• [WHAT YOU NEED TO DO]: Copy down the items from the start through the line containing "Females xyxy=(222,116,226,119)", both ends included, without changing a character.

RECORDS PROVIDED start

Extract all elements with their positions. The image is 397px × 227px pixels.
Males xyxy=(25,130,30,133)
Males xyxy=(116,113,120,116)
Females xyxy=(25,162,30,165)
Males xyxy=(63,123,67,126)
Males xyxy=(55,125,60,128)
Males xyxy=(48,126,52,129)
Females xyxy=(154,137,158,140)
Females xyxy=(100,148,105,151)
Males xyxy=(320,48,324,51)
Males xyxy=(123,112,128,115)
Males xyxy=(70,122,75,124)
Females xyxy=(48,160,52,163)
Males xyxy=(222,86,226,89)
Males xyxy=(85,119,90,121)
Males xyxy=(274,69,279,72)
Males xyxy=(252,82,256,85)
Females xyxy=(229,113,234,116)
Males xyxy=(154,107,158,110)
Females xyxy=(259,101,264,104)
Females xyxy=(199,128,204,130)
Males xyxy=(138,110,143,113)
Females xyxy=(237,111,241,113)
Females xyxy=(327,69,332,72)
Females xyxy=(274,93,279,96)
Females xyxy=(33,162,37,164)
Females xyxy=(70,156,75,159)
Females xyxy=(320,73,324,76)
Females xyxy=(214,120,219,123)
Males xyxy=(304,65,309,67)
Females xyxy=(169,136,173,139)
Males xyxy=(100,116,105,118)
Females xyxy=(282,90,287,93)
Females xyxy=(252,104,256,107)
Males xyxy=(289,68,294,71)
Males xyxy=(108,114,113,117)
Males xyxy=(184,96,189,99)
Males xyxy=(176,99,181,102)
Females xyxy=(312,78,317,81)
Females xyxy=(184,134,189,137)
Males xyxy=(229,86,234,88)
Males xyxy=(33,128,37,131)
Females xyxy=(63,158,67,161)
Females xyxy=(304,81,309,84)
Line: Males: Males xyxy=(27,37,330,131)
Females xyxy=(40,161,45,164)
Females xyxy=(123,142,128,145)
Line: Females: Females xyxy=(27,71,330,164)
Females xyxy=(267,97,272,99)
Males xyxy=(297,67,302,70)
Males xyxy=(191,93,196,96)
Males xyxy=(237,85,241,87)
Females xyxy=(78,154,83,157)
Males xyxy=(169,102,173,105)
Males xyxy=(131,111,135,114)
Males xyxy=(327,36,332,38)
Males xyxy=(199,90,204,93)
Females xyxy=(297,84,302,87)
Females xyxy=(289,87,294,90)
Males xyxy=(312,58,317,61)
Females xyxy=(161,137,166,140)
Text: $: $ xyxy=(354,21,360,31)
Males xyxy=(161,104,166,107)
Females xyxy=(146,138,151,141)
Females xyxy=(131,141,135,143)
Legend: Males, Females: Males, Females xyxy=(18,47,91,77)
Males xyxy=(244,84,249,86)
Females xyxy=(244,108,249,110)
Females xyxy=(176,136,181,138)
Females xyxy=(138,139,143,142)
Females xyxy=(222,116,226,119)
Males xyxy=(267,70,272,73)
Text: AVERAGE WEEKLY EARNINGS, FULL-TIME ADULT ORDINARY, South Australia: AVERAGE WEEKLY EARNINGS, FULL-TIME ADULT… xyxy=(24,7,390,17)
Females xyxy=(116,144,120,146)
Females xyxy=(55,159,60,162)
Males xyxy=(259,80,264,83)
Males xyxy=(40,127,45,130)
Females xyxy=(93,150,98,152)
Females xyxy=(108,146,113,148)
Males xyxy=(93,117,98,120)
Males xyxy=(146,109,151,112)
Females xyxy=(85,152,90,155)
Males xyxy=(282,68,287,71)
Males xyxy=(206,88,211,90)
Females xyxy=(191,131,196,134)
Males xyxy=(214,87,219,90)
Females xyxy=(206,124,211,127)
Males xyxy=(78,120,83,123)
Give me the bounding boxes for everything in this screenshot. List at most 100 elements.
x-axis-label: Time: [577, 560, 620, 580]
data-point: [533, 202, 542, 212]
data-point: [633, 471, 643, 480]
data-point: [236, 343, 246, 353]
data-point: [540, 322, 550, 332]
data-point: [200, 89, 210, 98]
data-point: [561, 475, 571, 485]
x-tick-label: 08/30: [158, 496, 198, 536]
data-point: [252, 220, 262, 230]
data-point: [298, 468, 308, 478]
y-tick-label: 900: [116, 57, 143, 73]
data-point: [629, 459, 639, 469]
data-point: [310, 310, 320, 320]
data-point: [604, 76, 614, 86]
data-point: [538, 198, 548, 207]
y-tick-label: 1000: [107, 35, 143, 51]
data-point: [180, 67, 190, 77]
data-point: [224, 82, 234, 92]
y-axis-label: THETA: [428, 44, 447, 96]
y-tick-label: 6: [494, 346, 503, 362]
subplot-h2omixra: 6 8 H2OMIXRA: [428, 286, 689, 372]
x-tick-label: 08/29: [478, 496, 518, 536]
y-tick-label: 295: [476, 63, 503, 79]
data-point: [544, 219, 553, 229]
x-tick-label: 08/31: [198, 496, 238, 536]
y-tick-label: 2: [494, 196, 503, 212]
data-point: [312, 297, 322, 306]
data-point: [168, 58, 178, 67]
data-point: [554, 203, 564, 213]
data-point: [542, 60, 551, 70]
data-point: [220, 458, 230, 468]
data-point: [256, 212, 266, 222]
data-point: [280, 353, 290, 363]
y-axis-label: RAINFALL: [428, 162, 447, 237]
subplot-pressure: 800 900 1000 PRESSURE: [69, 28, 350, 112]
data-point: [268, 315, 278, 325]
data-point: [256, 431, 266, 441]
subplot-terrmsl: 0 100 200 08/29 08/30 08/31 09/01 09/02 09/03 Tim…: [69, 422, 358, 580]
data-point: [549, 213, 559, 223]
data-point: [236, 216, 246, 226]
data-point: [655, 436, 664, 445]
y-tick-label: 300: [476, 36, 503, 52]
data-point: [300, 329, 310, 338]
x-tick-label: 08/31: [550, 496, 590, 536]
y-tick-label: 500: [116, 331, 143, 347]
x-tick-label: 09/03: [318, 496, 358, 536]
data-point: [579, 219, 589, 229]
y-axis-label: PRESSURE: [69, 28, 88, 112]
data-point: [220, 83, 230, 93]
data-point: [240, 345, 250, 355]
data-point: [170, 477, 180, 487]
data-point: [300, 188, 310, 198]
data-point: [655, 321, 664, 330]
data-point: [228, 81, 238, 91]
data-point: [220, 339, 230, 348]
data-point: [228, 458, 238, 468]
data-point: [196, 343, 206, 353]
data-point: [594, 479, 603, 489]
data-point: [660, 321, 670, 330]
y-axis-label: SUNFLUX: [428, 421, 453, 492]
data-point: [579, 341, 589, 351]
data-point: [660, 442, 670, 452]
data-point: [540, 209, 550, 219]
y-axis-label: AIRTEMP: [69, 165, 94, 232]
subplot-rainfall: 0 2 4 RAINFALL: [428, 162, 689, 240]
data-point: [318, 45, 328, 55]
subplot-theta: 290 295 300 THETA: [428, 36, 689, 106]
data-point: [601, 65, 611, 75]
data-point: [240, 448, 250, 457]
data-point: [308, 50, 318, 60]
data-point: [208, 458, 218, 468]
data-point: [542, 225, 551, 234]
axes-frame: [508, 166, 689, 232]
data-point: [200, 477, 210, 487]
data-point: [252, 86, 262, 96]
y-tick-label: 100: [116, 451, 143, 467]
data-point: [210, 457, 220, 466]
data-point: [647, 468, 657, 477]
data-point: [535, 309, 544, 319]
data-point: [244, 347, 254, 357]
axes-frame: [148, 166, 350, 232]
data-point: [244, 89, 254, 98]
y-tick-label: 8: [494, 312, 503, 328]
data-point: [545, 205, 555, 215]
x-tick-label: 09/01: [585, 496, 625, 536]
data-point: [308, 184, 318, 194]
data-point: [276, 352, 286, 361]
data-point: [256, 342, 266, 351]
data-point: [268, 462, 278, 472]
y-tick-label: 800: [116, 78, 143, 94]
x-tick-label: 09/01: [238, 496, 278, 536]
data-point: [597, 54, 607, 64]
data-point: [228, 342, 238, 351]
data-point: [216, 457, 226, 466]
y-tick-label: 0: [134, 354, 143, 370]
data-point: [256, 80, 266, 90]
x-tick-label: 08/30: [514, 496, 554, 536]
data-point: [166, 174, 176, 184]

RECORDS PROVIDED end

• [THE ANSWER]:
Extract all elements with their positions. The image is 397px × 227px pixels.
Males xyxy=(25,130,30,133)
Males xyxy=(116,113,120,116)
Females xyxy=(25,162,30,165)
Males xyxy=(63,123,67,126)
Males xyxy=(55,125,60,128)
Males xyxy=(48,126,52,129)
Females xyxy=(154,137,158,140)
Females xyxy=(100,148,105,151)
Males xyxy=(320,48,324,51)
Males xyxy=(123,112,128,115)
Males xyxy=(70,122,75,124)
Females xyxy=(48,160,52,163)
Males xyxy=(222,86,226,89)
Males xyxy=(85,119,90,121)
Males xyxy=(274,69,279,72)
Males xyxy=(252,82,256,85)
Females xyxy=(229,113,234,116)
Males xyxy=(154,107,158,110)
Females xyxy=(259,101,264,104)
Females xyxy=(199,128,204,130)
Males xyxy=(138,110,143,113)
Females xyxy=(237,111,241,113)
Females xyxy=(327,69,332,72)
Females xyxy=(274,93,279,96)
Females xyxy=(33,162,37,164)
Females xyxy=(70,156,75,159)
Females xyxy=(320,73,324,76)
Females xyxy=(214,120,219,123)
Males xyxy=(304,65,309,67)
Females xyxy=(169,136,173,139)
Males xyxy=(100,116,105,118)
Females xyxy=(282,90,287,93)
Females xyxy=(252,104,256,107)
Males xyxy=(289,68,294,71)
Males xyxy=(108,114,113,117)
Males xyxy=(184,96,189,99)
Males xyxy=(176,99,181,102)
Females xyxy=(312,78,317,81)
Females xyxy=(184,134,189,137)
Males xyxy=(229,86,234,88)
Males xyxy=(33,128,37,131)
Females xyxy=(63,158,67,161)
Females xyxy=(304,81,309,84)
Line: Males: Males xyxy=(27,37,330,131)
Females xyxy=(40,161,45,164)
Females xyxy=(123,142,128,145)
Line: Females: Females xyxy=(27,71,330,164)
Females xyxy=(267,97,272,99)
Males xyxy=(297,67,302,70)
Males xyxy=(191,93,196,96)
Males xyxy=(237,85,241,87)
Females xyxy=(78,154,83,157)
Males xyxy=(169,102,173,105)
Males xyxy=(131,111,135,114)
Males xyxy=(327,36,332,38)
Males xyxy=(199,90,204,93)
Females xyxy=(297,84,302,87)
Females xyxy=(289,87,294,90)
Males xyxy=(312,58,317,61)
Females xyxy=(161,137,166,140)
Text: $: $ xyxy=(354,21,360,31)
Males xyxy=(161,104,166,107)
Females xyxy=(146,138,151,141)
Females xyxy=(131,141,135,143)
Legend: Males, Females: Males, Females xyxy=(18,47,91,77)
Males xyxy=(244,84,249,86)
Females xyxy=(244,108,249,110)
Females xyxy=(176,136,181,138)
Females xyxy=(138,139,143,142)
Females xyxy=(222,116,226,119)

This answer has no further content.